Reproduce the data below verbatim, keeping every line in its original order and form.

━━ Data provided ━━

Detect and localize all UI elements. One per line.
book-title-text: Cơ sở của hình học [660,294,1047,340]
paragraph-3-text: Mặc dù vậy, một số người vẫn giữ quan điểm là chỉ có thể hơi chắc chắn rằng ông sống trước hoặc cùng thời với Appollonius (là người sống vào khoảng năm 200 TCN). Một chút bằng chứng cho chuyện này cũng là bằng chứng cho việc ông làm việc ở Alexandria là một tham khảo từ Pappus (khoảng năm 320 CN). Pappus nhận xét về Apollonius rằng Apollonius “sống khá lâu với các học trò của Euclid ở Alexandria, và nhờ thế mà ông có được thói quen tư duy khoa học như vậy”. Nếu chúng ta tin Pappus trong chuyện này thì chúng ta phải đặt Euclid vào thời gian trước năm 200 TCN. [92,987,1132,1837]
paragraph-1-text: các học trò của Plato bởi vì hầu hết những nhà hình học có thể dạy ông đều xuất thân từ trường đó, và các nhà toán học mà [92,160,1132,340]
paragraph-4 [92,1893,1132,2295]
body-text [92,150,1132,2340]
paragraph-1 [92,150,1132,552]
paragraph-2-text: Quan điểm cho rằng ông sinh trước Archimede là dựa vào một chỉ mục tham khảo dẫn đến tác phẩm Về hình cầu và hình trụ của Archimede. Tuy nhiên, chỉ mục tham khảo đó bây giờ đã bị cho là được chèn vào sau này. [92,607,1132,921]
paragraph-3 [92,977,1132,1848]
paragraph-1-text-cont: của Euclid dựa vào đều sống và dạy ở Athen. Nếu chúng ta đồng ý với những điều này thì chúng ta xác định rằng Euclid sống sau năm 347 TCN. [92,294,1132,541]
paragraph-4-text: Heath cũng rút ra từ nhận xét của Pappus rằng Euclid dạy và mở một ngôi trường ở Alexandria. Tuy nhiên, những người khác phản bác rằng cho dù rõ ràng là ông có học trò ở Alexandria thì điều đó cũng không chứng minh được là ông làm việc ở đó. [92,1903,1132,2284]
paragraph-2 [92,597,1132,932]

━━━

> [Finished task]
Detect and localize all UI elements. One per line.
book-title-text: Cơ sở của hình học [660,294,1047,340]
paragraph-3-text: Mặc dù vậy, một số người vẫn giữ quan điểm là chỉ có thể hơi chắc chắn rằng ông sống trước hoặc cùng thời với Appollonius (là người sống vào khoảng năm 200 TCN). Một chút bằng chứng cho chuyện này cũng là bằng chứng cho việc ông làm việc ở Alexandria là một tham khảo từ Pappus (khoảng năm 320 CN). Pappus nhận xét về Apollonius rằng Apollonius “sống khá lâu với các học trò của Euclid ở Alexandria, và nhờ thế mà ông có được thói quen tư duy khoa học như vậy”. Nếu chúng ta tin Pappus trong chuyện này thì chúng ta phải đặt Euclid vào thời gian trước năm 200 TCN. [92,987,1132,1837]
paragraph-1-text: các học trò của Plato bởi vì hầu hết những nhà hình học có thể dạy ông đều xuất thân từ trường đó, và các nhà toán học mà [92,160,1132,340]
paragraph-4 [92,1893,1132,2295]
body-text [92,150,1132,2340]
paragraph-1 [92,150,1132,552]
paragraph-2-text: Quan điểm cho rằng ông sinh trước Archimede là dựa vào một chỉ mục tham khảo dẫn đến tác phẩm Về hình cầu và hình trụ của Archimede. Tuy nhiên, chỉ mục tham khảo đó bây giờ đã bị cho là được chèn vào sau này. [92,607,1132,921]
paragraph-3 [92,977,1132,1848]
paragraph-1-text-cont: của Euclid dựa vào đều sống và dạy ở Athen. Nếu chúng ta đồng ý với những điều này thì chúng ta xác định rằng Euclid sống sau năm 347 TCN. [92,294,1132,541]
paragraph-4-text: Heath cũng rút ra từ nhận xét của Pappus rằng Euclid dạy và mở một ngôi trường ở Alexandria. Tuy nhiên, những người khác phản bác rằng cho dù rõ ràng là ông có học trò ở Alexandria thì điều đó cũng không chứng minh được là ông làm việc ở đó. [92,1903,1132,2284]
paragraph-2 [92,597,1132,932]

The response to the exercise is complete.